*課題一覧*.
A. TP53変異の研究概要について、次の(i)～(iii)が内容と一致するかを判断せよ。それぞれ「はい」か「いいえ」で答え、決め手となる本文の語句をそのまま引用すること。
(i) 設計したCRISPR/Cas9は、electroporation法で細胞株に導入された。
(ii) TP53変異クローンは、デキサメサゾンに対して耐性傾向を示した。
(iii) Nutlin-3aは10uMの濃度で添加された。
B. TP53変異の研究概要を、最後の文の次から書き継ぐこと。

*提供された抜粋*.

研究課題/領域番号 |
19K08833
|
研究機関 | 山梨大学 |
研究代表者 |
赤羽 弘資 山梨大学, 大学院総合研究部, 助教 (90377531)
|
研究期間 (年度) |
2019-04-01 – 2022-03-31
|
キーワード | 急性リンパ性白血病 / TP53変異 |
研究実績の概要 |
本研究の目的は、TP53変異がB前駆細胞型急性リンパ性白血病(BCP-ALL)の薬剤耐性に与える影響を解析し、予後不良なTP53変異陽性BCP-ALLに対する新たな治療戦略を開発・発展させることである。本年度は、CRISPR/Cas9によるゲノム編集技術を用いて、TP53野生型のヒトBCP-ALL細胞株からTP53変異クローンを作成し、TP53変異が個々の抗がん剤感受性に与える影響を解析した。 TP53遺伝子では機能喪失型変異のホットスポットがDNA結合ドメイン内に存在しており、これらの変異は予後不良なlow-haplodiploidのBCP-ALL症例でも検出されている。そこで、これらのTP53変異のホットスポット(F109、E221、R248)近傍を特異的に認識して切断するCRISPR/Cas9を設計して、TP53野生型のヒトBCP-ALL細胞株(697細胞とNalm6細胞)にelectroporation法で導入した。こうしたCRISPR/Cas9による変異(ノックアウト)の誘導でTP53機能が失活した細胞を選別するために、MDM2阻害剤であるNutlin-3aを使用した。Nutlin-3a (20uM)添加から数週間後に得られたNutlin-3a耐性クローンをシークエンス解析したところ、TP53遺伝子の標的部位近傍にランダムな塩基の挿入・欠失が確認された。次に、樹立したTP53変異(ノックアウト)クローンの各種抗がん剤に対する感受性を親株と比較したところ、デキサメサゾンに対しては同程度の感受性を示したが、ビンクリスチン、ダウノルビシンおよびシタラビンに対しては耐性傾向を示した。これらの結果から、TP53変異はBCP-ALLにおいて複数の抗がん剤に対する耐性を誘導することで予後不良と関連している可能性が示唆された。

*提供データ*.
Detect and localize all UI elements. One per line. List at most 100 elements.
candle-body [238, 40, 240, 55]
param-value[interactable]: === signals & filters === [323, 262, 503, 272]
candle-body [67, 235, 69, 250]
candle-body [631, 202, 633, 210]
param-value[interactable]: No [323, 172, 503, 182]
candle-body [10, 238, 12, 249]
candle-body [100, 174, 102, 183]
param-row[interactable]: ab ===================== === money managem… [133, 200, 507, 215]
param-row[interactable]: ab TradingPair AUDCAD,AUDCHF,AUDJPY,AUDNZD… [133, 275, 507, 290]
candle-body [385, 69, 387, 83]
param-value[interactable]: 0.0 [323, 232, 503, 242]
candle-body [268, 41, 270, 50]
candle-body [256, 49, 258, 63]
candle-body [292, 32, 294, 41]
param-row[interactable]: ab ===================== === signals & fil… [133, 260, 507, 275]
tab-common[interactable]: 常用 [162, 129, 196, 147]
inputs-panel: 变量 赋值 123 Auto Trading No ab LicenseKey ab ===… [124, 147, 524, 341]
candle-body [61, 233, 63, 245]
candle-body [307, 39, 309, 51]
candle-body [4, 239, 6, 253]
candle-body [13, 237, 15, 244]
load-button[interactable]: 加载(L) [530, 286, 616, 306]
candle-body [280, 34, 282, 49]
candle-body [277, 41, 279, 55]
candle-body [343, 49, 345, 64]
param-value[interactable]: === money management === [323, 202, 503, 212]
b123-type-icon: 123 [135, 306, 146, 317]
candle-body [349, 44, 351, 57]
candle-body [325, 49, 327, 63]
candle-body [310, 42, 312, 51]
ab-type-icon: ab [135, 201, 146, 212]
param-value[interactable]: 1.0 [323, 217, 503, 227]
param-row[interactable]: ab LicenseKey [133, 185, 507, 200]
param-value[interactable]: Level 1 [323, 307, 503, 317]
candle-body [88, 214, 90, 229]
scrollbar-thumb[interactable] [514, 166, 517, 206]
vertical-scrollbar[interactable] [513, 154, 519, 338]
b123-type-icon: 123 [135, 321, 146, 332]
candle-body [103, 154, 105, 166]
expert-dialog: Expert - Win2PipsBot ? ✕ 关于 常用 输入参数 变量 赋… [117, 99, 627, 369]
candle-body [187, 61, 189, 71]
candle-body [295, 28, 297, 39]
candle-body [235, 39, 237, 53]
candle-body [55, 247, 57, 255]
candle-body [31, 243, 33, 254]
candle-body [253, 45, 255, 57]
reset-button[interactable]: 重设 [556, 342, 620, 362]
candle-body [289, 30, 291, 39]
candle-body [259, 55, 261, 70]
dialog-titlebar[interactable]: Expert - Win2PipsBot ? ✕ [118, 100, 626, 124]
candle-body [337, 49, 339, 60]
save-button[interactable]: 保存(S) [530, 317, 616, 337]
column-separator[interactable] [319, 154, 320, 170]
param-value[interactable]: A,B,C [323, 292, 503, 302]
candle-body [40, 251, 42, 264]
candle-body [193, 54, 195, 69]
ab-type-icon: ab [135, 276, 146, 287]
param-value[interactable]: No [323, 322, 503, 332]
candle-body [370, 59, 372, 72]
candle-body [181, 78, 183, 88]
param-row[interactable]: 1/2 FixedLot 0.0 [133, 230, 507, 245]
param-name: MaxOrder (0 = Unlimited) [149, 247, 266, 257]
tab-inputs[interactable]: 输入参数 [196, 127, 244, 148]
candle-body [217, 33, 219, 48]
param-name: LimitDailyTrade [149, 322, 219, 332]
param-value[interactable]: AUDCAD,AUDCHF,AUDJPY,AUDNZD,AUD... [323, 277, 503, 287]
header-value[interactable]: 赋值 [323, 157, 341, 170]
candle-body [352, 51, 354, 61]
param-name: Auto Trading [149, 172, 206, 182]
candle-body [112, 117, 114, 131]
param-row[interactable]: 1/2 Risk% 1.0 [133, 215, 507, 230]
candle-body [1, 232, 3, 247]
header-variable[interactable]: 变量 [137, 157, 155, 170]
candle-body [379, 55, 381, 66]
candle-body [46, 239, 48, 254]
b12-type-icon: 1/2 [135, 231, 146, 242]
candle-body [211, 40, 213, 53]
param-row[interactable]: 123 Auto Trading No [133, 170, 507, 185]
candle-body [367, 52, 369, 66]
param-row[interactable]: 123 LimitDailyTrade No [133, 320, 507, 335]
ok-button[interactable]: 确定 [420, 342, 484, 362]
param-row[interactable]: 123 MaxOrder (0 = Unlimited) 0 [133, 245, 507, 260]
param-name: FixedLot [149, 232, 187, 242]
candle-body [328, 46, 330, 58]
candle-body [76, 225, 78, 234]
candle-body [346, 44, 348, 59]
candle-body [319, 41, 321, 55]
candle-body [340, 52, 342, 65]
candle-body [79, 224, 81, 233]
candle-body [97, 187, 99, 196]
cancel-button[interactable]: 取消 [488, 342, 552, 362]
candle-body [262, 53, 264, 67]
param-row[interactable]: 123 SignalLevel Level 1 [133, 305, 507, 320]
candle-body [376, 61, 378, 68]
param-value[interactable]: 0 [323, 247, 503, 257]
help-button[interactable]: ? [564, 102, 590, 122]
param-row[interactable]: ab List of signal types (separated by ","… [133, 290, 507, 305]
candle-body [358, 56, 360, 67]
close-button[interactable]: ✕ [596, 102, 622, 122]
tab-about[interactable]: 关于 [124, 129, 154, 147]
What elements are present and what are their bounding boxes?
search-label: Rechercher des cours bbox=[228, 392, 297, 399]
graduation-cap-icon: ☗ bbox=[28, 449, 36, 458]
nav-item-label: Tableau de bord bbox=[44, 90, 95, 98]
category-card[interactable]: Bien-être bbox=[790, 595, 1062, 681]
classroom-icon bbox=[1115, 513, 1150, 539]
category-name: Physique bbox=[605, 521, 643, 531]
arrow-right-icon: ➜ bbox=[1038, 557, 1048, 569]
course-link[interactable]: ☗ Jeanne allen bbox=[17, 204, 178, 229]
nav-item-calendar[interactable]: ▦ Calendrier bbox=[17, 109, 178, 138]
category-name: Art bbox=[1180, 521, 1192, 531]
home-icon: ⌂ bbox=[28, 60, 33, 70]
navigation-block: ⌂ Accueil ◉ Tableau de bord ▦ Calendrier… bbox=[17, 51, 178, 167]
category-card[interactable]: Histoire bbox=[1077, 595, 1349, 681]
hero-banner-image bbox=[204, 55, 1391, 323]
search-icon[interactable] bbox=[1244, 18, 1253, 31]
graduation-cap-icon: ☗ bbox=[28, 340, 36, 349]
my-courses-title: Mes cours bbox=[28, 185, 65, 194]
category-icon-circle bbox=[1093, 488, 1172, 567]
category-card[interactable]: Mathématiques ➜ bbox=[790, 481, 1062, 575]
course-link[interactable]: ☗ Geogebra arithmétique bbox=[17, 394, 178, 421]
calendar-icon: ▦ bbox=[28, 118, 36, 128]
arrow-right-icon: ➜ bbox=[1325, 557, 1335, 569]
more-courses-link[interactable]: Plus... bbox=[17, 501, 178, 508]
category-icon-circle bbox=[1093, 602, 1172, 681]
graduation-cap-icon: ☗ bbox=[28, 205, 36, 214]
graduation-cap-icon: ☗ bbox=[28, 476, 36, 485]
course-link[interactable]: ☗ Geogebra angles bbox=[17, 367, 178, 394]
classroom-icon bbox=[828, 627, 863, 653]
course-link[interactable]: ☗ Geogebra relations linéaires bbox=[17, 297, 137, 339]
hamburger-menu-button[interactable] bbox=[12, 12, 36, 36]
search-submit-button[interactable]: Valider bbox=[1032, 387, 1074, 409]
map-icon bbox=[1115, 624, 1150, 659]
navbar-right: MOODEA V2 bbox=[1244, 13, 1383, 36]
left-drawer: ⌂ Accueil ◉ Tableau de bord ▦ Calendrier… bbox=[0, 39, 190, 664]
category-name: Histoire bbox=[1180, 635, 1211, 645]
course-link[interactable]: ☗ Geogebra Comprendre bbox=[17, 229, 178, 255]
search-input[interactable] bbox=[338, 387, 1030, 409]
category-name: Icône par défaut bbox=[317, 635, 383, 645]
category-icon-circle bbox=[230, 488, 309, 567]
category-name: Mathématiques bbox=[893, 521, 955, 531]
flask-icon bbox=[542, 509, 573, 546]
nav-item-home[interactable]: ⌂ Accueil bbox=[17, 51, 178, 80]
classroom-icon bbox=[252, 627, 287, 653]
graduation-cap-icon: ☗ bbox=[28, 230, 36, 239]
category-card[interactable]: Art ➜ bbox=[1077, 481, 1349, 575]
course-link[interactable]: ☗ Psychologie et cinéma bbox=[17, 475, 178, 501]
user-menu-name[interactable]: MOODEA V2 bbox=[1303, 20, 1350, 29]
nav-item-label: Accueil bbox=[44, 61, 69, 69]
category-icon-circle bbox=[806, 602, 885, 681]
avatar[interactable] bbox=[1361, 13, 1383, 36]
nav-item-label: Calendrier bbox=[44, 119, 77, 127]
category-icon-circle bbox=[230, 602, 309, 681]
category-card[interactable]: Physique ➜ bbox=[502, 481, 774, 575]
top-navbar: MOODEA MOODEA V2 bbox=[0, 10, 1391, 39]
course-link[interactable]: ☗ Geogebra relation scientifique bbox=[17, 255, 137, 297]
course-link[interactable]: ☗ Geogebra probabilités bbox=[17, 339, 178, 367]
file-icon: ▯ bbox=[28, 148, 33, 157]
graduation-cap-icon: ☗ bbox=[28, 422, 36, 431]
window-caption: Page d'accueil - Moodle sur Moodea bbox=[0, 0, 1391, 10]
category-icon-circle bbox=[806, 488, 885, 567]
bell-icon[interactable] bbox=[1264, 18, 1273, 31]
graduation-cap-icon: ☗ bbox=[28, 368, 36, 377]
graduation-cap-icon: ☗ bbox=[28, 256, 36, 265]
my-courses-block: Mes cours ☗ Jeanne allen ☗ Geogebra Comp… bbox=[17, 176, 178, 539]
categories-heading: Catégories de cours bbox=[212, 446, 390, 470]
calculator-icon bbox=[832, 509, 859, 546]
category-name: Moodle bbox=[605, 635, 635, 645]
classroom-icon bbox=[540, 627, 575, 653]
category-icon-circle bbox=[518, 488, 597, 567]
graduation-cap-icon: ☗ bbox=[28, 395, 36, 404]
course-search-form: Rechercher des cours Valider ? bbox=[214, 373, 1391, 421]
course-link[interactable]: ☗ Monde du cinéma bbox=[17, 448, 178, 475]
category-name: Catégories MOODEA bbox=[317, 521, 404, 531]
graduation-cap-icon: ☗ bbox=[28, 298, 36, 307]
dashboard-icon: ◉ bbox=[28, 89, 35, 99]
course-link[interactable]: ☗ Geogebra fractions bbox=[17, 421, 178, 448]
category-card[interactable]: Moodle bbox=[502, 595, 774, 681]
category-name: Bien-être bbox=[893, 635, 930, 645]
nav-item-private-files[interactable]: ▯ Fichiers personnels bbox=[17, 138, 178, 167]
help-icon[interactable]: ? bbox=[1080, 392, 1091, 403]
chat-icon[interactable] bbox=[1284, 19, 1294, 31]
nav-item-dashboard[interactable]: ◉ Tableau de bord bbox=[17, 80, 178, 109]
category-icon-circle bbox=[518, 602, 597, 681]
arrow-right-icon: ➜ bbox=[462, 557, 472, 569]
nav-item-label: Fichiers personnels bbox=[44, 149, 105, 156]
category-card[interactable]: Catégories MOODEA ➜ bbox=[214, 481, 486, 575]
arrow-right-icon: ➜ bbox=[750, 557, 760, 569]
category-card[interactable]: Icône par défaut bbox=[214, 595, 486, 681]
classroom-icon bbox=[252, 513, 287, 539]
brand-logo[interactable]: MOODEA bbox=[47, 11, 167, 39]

*課題別解答*.
A.
(i) はい。「TP53野生型のヒトBCP-ALL細胞株(697細胞とNalm6細胞)にelectroporation法で導入した」
(ii) いいえ。「デキサメサゾンに対しては同程度の感受性を示した」
(iii) いいえ。「Nutlin-3a (20uM)添加から数週間後」

B.
|
現在までの達成度 (区分) |
現在までの達成度 (区分)
2: おおむね順調に進展している
理由
これまでの解析で、我々は、CRISPR/Cas9によるゲノム編集技術を用いて、TP53野生型のヒトBCP-ALL細胞株からTP53変異(ノックアウト)クローンの作成を試みた。作成したクローンはMDM2阻害剤の存在下で選択的に増殖したことからTP53機能が失活しており、実際にTP53遺伝子の標的部位近傍にランダムな塩基の挿入・欠失が確認されたことから、目的とするTP53変異(ノックアウト)クローンが得られたと考えられた。さらに、我々は、ヒトBCP-ALL細胞株においてTP53変異の導入が複数の抗がん剤に対する耐性を誘導することを確認した。これらの結果は、TP53変異が予後不良なlow-haplodiploid ALLの背景因子であるだけでなく、BCP-ALLの薬剤耐性や予後不良にも関与している可能性を示唆している。今後は、樹立したTP53変異クローンの抗がん剤耐性の機序を解明するとともに、本研究の最終目標であるTP53変異陽性BCP-ALLの予後不良を克服する新たな治療戦略の開発を目指す。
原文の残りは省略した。